## 課題 A
本文に出てくるカタカナ語を、重複を除いて出現順にすべて挙げてください。

## 本文

振り込め詐欺ももう珍しくはなくなってきた。
孤独な人の気持ちに入り込み、行う犯罪。
最初は、「おれ、おれ」といい、孫や子を装い、
高齢者の孤独につけこむような犯罪であった。
家族の形から、その後、会社の名前を使うなど、
犯罪の方法はどんどん変化していった。
日本の人間関係や家族関係のあり方の急所をついた犯罪であった。
本日のヤフーニュースには、26歳の男性が、
振り込み詐欺に「成果主義」をあげ、まるで会社の営業のように
行っているということが報じられていた。
26歳の男性は、無職。
26歳といえば、フレッシュマンを終え、仕事に慣れ始めたり、
自分の適性について考えたりする時期でもある。
会社・組織に所属する、というのも1つの安心感であり、
「職業的アイデンティティ」である。
無職者には、最近、「ニート」という名詞ができ、
そこで安定ができるようになったとも言われていた。カテゴリができると
自分の存在のおき場所ができるというわけである。
「フリーター」も、もはや市民権を得た。
ニートやフリーターが悪いというわけではない。
それで、自分の責任で人生を切り開いていければいいとは思う。
しかし、「振り込め詐欺」の「会社」のような組織を作った「彼」は
自分のおき場所がなかったのかも知れない。
組織の中に入り、
組織の一員として、
しかも、リーダーシップをとるというところに意味があったような気がする。
彼はどこにも所属できなかった人かも知れない。
誰にも、自分の「力」を認めてもらていると感じられなかったのかも
知れない。

## 使用する記録
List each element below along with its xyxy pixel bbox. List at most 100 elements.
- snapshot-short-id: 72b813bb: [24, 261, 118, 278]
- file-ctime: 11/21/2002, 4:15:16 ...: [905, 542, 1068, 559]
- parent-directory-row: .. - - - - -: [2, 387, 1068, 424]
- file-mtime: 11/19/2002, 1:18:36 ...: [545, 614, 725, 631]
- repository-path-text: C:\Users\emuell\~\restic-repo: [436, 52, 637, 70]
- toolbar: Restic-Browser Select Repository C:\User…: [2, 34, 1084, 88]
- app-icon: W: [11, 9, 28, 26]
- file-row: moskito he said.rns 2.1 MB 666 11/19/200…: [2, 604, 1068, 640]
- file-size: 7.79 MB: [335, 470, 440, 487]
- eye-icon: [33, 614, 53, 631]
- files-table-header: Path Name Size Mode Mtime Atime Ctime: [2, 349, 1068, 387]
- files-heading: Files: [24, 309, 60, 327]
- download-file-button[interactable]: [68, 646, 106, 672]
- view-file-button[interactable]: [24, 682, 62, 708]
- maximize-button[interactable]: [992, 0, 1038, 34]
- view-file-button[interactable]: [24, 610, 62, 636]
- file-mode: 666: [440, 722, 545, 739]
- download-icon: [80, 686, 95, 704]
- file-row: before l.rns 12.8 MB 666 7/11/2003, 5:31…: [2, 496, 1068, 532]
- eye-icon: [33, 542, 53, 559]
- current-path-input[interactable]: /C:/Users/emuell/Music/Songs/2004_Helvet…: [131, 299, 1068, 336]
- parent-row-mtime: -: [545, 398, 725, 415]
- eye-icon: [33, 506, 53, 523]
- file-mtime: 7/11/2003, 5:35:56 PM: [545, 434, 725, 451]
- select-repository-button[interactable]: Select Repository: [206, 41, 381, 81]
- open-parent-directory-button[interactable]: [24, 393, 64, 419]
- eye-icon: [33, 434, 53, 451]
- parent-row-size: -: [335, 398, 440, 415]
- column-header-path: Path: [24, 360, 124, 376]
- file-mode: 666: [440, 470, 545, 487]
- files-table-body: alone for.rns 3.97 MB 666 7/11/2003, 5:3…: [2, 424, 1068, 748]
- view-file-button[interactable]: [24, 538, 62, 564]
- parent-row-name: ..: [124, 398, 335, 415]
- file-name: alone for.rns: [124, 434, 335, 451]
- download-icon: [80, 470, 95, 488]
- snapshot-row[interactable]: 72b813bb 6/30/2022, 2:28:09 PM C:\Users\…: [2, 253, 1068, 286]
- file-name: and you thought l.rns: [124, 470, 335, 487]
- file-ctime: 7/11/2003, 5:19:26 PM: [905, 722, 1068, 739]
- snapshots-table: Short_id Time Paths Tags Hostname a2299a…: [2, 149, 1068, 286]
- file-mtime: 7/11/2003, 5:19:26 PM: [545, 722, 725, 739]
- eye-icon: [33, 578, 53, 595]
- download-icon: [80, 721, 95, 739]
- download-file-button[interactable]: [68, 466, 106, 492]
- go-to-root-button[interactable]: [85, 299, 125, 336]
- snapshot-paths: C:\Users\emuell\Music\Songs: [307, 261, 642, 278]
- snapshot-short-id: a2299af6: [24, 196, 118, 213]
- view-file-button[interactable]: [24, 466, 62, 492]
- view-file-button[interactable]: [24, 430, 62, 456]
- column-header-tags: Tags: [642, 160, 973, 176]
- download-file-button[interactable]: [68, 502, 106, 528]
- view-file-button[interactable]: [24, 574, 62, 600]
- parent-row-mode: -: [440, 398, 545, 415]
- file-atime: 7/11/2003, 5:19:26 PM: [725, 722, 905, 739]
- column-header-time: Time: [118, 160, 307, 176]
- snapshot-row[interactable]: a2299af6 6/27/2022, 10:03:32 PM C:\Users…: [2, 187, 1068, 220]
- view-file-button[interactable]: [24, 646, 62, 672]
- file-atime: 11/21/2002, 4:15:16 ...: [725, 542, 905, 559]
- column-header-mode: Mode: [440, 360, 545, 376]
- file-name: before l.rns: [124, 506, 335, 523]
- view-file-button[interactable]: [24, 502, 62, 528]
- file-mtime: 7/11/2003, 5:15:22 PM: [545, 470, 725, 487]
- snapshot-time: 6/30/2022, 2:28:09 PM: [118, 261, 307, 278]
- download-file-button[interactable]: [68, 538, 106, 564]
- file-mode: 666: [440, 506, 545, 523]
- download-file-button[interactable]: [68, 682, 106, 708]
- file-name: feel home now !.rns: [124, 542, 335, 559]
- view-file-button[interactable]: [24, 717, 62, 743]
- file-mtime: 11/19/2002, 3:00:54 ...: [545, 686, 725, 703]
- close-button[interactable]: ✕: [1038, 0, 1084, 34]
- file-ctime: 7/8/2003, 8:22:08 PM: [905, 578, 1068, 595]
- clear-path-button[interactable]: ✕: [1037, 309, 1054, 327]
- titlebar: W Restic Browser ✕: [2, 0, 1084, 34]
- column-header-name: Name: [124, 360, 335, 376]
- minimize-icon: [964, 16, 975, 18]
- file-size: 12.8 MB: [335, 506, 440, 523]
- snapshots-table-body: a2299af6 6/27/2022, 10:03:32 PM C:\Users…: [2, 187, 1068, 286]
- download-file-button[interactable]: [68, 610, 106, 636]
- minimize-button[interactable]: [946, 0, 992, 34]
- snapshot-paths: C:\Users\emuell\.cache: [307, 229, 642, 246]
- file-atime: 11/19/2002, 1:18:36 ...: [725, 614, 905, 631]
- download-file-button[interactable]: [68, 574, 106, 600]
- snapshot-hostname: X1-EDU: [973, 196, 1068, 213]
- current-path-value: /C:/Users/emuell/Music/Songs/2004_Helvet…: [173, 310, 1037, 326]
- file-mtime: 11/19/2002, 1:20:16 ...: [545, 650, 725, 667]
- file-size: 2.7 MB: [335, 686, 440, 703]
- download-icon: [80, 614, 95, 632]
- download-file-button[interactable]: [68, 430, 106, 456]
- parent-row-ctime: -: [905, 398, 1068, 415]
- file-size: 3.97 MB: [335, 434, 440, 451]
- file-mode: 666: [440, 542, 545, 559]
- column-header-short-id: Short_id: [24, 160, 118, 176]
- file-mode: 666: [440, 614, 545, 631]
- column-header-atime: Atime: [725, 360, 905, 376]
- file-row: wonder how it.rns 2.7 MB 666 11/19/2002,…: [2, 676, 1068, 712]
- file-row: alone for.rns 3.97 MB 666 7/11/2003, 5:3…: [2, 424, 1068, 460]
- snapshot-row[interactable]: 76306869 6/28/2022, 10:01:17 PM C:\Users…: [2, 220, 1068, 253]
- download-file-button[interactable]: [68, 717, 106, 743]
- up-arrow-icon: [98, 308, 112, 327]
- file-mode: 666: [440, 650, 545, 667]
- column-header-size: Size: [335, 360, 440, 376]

## 課題 B
記録の冒頭から「- eye-icon: [33, 434, 53, 451]」を含む行までを、両端の行も含めて一字一句そのまま書き写してください。

## 解答 A
ヤフーニュース、フレッシュマン、アイデンティティ、ニート、カテゴリ、フリーター、リーダーシップ

## 解答 B
List each element below along with its xyxy pixel bbox. List at most 100 elements.
- snapshot-short-id: 72b813bb: [24, 261, 118, 278]
- file-ctime: 11/21/2002, 4:15:16 ...: [905, 542, 1068, 559]
- parent-directory-row: .. - - - - -: [2, 387, 1068, 424]
- file-mtime: 11/19/2002, 1:18:36 ...: [545, 614, 725, 631]
- repository-path-text: C:\Users\emuell\~\restic-repo: [436, 52, 637, 70]
- toolbar: Restic-Browser Select Repository C:\User…: [2, 34, 1084, 88]
- app-icon: W: [11, 9, 28, 26]
- file-row: moskito he said.rns 2.1 MB 666 11/19/200…: [2, 604, 1068, 640]
- file-size: 7.79 MB: [335, 470, 440, 487]
- eye-icon: [33, 614, 53, 631]
- files-table-header: Path Name Size Mode Mtime Atime Ctime: [2, 349, 1068, 387]
- files-heading: Files: [24, 309, 60, 327]
- download-file-button[interactable]: [68, 646, 106, 672]
- view-file-button[interactable]: [24, 682, 62, 708]
- maximize-button[interactable]: [992, 0, 1038, 34]
- view-file-button[interactable]: [24, 610, 62, 636]
- file-mode: 666: [440, 722, 545, 739]
- download-icon: [80, 686, 95, 704]
- file-row: before l.rns 12.8 MB 666 7/11/2003, 5:31…: [2, 496, 1068, 532]
- eye-icon: [33, 542, 53, 559]
- current-path-input[interactable]: /C:/Users/emuell/Music/Songs/2004_Helvet…: [131, 299, 1068, 336]
- parent-row-mtime: -: [545, 398, 725, 415]
- eye-icon: [33, 506, 53, 523]
- file-mtime: 7/11/2003, 5:35:56 PM: [545, 434, 725, 451]
- select-repository-button[interactable]: Select Repository: [206, 41, 381, 81]
- open-parent-directory-button[interactable]: [24, 393, 64, 419]
- eye-icon: [33, 434, 53, 451]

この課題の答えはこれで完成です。